● TASK DESCRIPTION
Each record needs to be echoed exactly; can you do that?

● INPUT FOR THIS TASK

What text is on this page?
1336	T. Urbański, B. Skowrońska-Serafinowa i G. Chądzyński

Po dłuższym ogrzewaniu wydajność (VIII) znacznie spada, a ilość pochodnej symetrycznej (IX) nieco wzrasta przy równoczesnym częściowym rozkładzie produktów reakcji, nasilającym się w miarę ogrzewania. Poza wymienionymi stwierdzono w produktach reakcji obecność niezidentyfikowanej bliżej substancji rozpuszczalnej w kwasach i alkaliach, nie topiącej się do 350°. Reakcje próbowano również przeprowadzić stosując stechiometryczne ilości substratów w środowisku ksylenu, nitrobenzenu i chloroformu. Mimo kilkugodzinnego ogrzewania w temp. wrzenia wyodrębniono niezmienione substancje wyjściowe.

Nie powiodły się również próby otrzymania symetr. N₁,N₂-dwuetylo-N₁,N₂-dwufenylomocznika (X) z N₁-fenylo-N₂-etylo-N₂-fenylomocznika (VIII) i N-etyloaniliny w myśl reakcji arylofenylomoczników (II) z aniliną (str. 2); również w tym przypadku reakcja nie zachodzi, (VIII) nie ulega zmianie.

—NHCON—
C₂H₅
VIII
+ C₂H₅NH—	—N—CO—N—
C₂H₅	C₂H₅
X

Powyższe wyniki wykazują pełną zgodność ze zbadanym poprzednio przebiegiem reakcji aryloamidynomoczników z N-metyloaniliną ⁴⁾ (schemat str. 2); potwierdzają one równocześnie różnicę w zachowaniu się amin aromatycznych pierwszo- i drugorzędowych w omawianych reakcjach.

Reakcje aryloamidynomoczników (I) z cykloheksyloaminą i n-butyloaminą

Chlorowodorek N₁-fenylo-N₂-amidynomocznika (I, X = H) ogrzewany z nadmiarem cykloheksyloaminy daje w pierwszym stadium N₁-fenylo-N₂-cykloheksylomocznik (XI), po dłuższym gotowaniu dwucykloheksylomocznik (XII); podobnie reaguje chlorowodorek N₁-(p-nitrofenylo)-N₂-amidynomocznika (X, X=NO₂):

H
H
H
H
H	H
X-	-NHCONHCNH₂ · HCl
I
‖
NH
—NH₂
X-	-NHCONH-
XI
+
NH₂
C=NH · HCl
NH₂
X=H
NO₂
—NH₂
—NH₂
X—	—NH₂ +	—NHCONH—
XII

● OUTPUT BELOW
What text is on this page?
1336	T. Urbański, B. Skowrońska-Serafinowa i G. Chądzyński

Po dłuższym ogrzewaniu wydajność (VIII) znacznie spada, a ilość pochodnej symetrycznej (IX) nieco wzrasta przy równoczesnym częściowym rozkładzie produktów reakcji, nasilającym się w miarę ogrzewania. Poza wymienionymi stwierdzono w produktach reakcji obecność niezidentyfikowanej bliżej substancji rozpuszczalnej w kwasach i alkaliach, nie topiącej się do 350°. Reakcje próbowano również przeprowadzić stosując stechiometryczne ilości substratów w środowisku ksylenu, nitrobenzenu i chloroformu. Mimo kilkugodzinnego ogrzewania w temp. wrzenia wyodrębniono niezmienione substancje wyjściowe.

Nie powiodły się również próby otrzymania symetr. N₁,N₂-dwuetylo-N₁,N₂-dwufenylomocznika (X) z N₁-fenylo-N₂-etylo-N₂-fenylomocznika (VIII) i N-etyloaniliny w myśl reakcji arylofenylomoczników (II) z aniliną (str. 2); również w tym przypadku reakcja nie zachodzi, (VIII) nie ulega zmianie.

—NHCON—
C₂H₅
VIII
+ C₂H₅NH—	—N—CO—N—
C₂H₅	C₂H₅
X

Powyższe wyniki wykazują pełną zgodność ze zbadanym poprzednio przebiegiem reakcji aryloamidynomoczników z N-metyloaniliną ⁴⁾ (schemat str. 2); potwierdzają one równocześnie różnicę w zachowaniu się amin aromatycznych pierwszo- i drugorzędowych w omawianych reakcjach.

Reakcje aryloamidynomoczników (I) z cykloheksyloaminą i n-butyloaminą

Chlorowodorek N₁-fenylo-N₂-amidynomocznika (I, X = H) ogrzewany z nadmiarem cykloheksyloaminy daje w pierwszym stadium N₁-fenylo-N₂-cykloheksylomocznik (XI), po dłuższym gotowaniu dwucykloheksylomocznik (XII); podobnie reaguje chlorowodorek N₁-(p-nitrofenylo)-N₂-amidynomocznika (X, X=NO₂):

H
H
H
H
H	H
X-	-NHCONHCNH₂ · HCl
I
‖
NH
—NH₂
X-	-NHCONH-
XI
+
NH₂
C=NH · HCl
NH₂
X=H
NO₂
—NH₂
—NH₂
X—	—NH₂ +	—NHCONH—
XII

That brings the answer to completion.